# Start of Given records

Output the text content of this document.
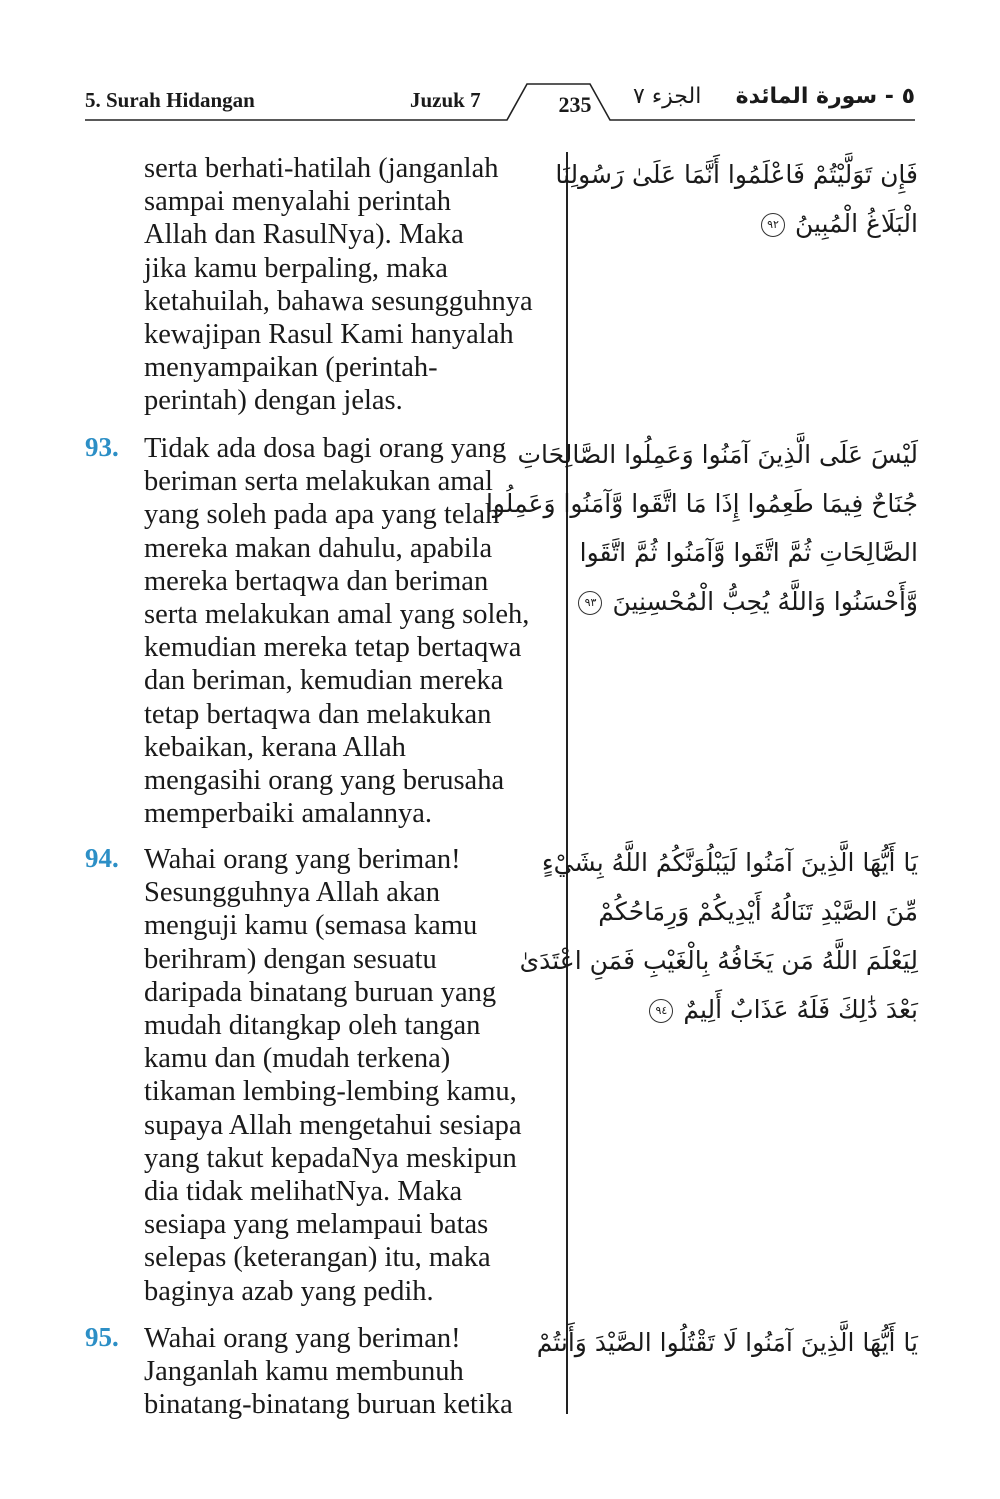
5. Surah Hidangan	Juzuk 7	235	الجزء ٧ ٥ - سورة المائدة
serta berhati-hatilah (janganlah
sampai menyalahi perintah
Allah dan RasulNya). Maka
jika kamu berpaling, maka
ketahuilah, bahawa sesungguhnya
kewajipan Rasul Kami hanyalah
menyampaikan (perintah-
perintah) dengan jelas.
فَإِن تَوَلَّيْتُمْ فَاعْلَمُوا أَنَّمَا عَلَىٰ رَسُولِنَا
الْبَلَاغُ الْمُبِينُ ٩٢
93. Tidak ada dosa bagi orang yang
beriman serta melakukan amal
yang soleh pada apa yang telah
mereka makan dahulu, apabila
mereka bertaqwa dan beriman
serta melakukan amal yang soleh,
kemudian mereka tetap bertaqwa
dan beriman, kemudian mereka
tetap bertaqwa dan melakukan
kebaikan, kerana Allah
mengasihi orang yang berusaha
memperbaiki amalannya.
لَيْسَ عَلَى الَّذِينَ آمَنُوا وَعَمِلُوا الصَّالِحَاتِ
جُنَاحٌ فِيمَا طَعِمُوا إِذَا مَا اتَّقَوا وَّآمَنُوا وَعَمِلُوا
الصَّالِحَاتِ ثُمَّ اتَّقَوا وَّآمَنُوا ثُمَّ اتَّقَوا
وَّأَحْسَنُوا وَاللَّهُ يُحِبُّ الْمُحْسِنِينَ ٩٣
94. Wahai orang yang beriman!
Sesungguhnya Allah akan
menguji kamu (semasa kamu
berihram) dengan sesuatu
daripada binatang buruan yang
mudah ditangkap oleh tangan
kamu dan (mudah terkena)
tikaman lembing-lembing kamu,
supaya Allah mengetahui sesiapa
yang takut kepadaNya meskipun
dia tidak melihatNya. Maka
sesiapa yang melampaui batas
selepas (keterangan) itu, maka
baginya azab yang pedih.
يَا أَيُّهَا الَّذِينَ آمَنُوا لَيَبْلُوَنَّكُمُ اللَّهُ بِشَيْءٍ
مِّنَ الصَّيْدِ تَنَالُهُ أَيْدِيكُمْ وَرِمَاحُكُمْ
لِيَعْلَمَ اللَّهُ مَن يَخَافُهُ بِالْغَيْبِ فَمَنِ اعْتَدَىٰ
بَعْدَ ذَٰلِكَ فَلَهُ عَذَابٌ أَلِيمٌ ٩٤
95. Wahai orang yang beriman!
Janganlah kamu membunuh
binatang-binatang buruan ketika
يَا أَيُّهَا الَّذِينَ آمَنُوا لَا تَقْتُلُوا الصَّيْدَ وَأَنتُمْ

# End of Given records

**Your goal**
Retype each record exactly as it stands, but do not include the pictures.

**Solved exercise**
Output the text content of this document.
5. Surah Hidangan	Juzuk 7	235	الجزء ٧ ٥ - سورة المائدة
serta berhati-hatilah (janganlah
sampai menyalahi perintah
Allah dan RasulNya). Maka
jika kamu berpaling, maka
ketahuilah, bahawa sesungguhnya
kewajipan Rasul Kami hanyalah
menyampaikan (perintah-
perintah) dengan jelas.
فَإِن تَوَلَّيْتُمْ فَاعْلَمُوا أَنَّمَا عَلَىٰ رَسُولِنَا
الْبَلَاغُ الْمُبِينُ ٩٢
93. Tidak ada dosa bagi orang yang
beriman serta melakukan amal
yang soleh pada apa yang telah
mereka makan dahulu, apabila
mereka bertaqwa dan beriman
serta melakukan amal yang soleh,
kemudian mereka tetap bertaqwa
dan beriman, kemudian mereka
tetap bertaqwa dan melakukan
kebaikan, kerana Allah
mengasihi orang yang berusaha
memperbaiki amalannya.
لَيْسَ عَلَى الَّذِينَ آمَنُوا وَعَمِلُوا الصَّالِحَاتِ
جُنَاحٌ فِيمَا طَعِمُوا إِذَا مَا اتَّقَوا وَّآمَنُوا وَعَمِلُوا
الصَّالِحَاتِ ثُمَّ اتَّقَوا وَّآمَنُوا ثُمَّ اتَّقَوا
وَّأَحْسَنُوا وَاللَّهُ يُحِبُّ الْمُحْسِنِينَ ٩٣
94. Wahai orang yang beriman!
Sesungguhnya Allah akan
menguji kamu (semasa kamu
berihram) dengan sesuatu
daripada binatang buruan yang
mudah ditangkap oleh tangan
kamu dan (mudah terkena)
tikaman lembing-lembing kamu,
supaya Allah mengetahui sesiapa
yang takut kepadaNya meskipun
dia tidak melihatNya. Maka
sesiapa yang melampaui batas
selepas (keterangan) itu, maka
baginya azab yang pedih.
يَا أَيُّهَا الَّذِينَ آمَنُوا لَيَبْلُوَنَّكُمُ اللَّهُ بِشَيْءٍ
مِّنَ الصَّيْدِ تَنَالُهُ أَيْدِيكُمْ وَرِمَاحُكُمْ
لِيَعْلَمَ اللَّهُ مَن يَخَافُهُ بِالْغَيْبِ فَمَنِ اعْتَدَىٰ
بَعْدَ ذَٰلِكَ فَلَهُ عَذَابٌ أَلِيمٌ ٩٤
95. Wahai orang yang beriman!
Janganlah kamu membunuh
binatang-binatang buruan ketika
يَا أَيُّهَا الَّذِينَ آمَنُوا لَا تَقْتُلُوا الصَّيْدَ وَأَنتُمْ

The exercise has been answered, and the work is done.